+++ Material shown +++

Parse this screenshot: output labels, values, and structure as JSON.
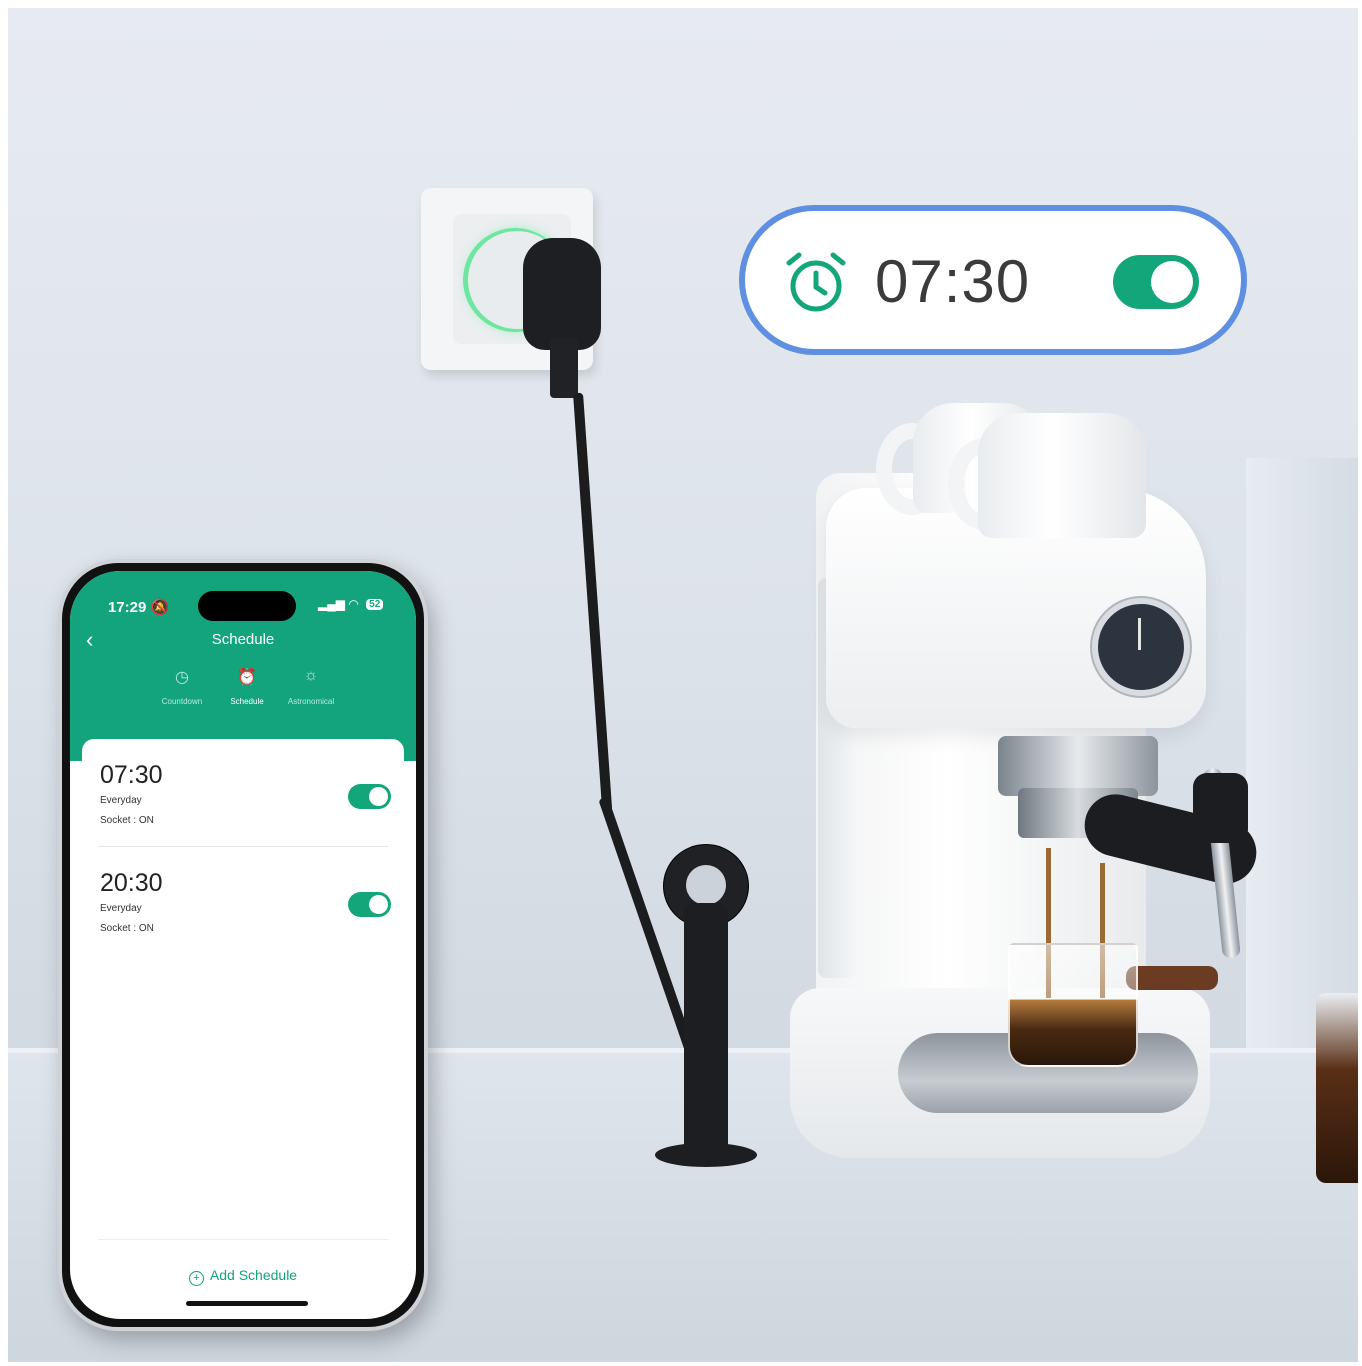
{
  "overlay": {
    "time": "07:30",
    "toggle_on": true,
    "icon": "alarm-clock-icon"
  },
  "phone": {
    "status_bar": {
      "time": "17:29",
      "battery": "52"
    },
    "header": {
      "title": "Schedule",
      "back_icon": "chevron-left-icon"
    },
    "tabs": [
      {
        "label": "Countdown",
        "icon": "clock-icon",
        "active": false
      },
      {
        "label": "Schedule",
        "icon": "alarm-clock-icon",
        "active": true
      },
      {
        "label": "Astronomical",
        "icon": "sunrise-icon",
        "active": false
      }
    ],
    "schedules": [
      {
        "time": "07:30",
        "repeat": "Everyday",
        "action": "Socket : ON",
        "enabled": true
      },
      {
        "time": "20:30",
        "repeat": "Everyday",
        "action": "Socket : ON",
        "enabled": true
      }
    ],
    "add_label": "Add Schedule"
  },
  "colors": {
    "accent": "#13a47c",
    "overlay_border": "#5f8fe0"
  }
}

+++

**What the task asks:** Images in the records should not be copied. Repeat all the rest exactly.

**Response to this exercise:**
Parse this screenshot: output labels, values, and structure as JSON.
{
  "overlay": {
    "time": "07:30",
    "toggle_on": true,
    "icon": "alarm-clock-icon"
  },
  "phone": {
    "status_bar": {
      "time": "17:29",
      "battery": "52"
    },
    "header": {
      "title": "Schedule",
      "back_icon": "chevron-left-icon"
    },
    "tabs": [
      {
        "label": "Countdown",
        "icon": "clock-icon",
        "active": false
      },
      {
        "label": "Schedule",
        "icon": "alarm-clock-icon",
        "active": true
      },
      {
        "label": "Astronomical",
        "icon": "sunrise-icon",
        "active": false
      }
    ],
    "schedules": [
      {
        "time": "07:30",
        "repeat": "Everyday",
        "action": "Socket : ON",
        "enabled": true
      },
      {
        "time": "20:30",
        "repeat": "Everyday",
        "action": "Socket : ON",
        "enabled": true
      }
    ],
    "add_label": "Add Schedule"
  },
  "colors": {
    "accent": "#13a47c",
    "overlay_border": "#5f8fe0"
  }
}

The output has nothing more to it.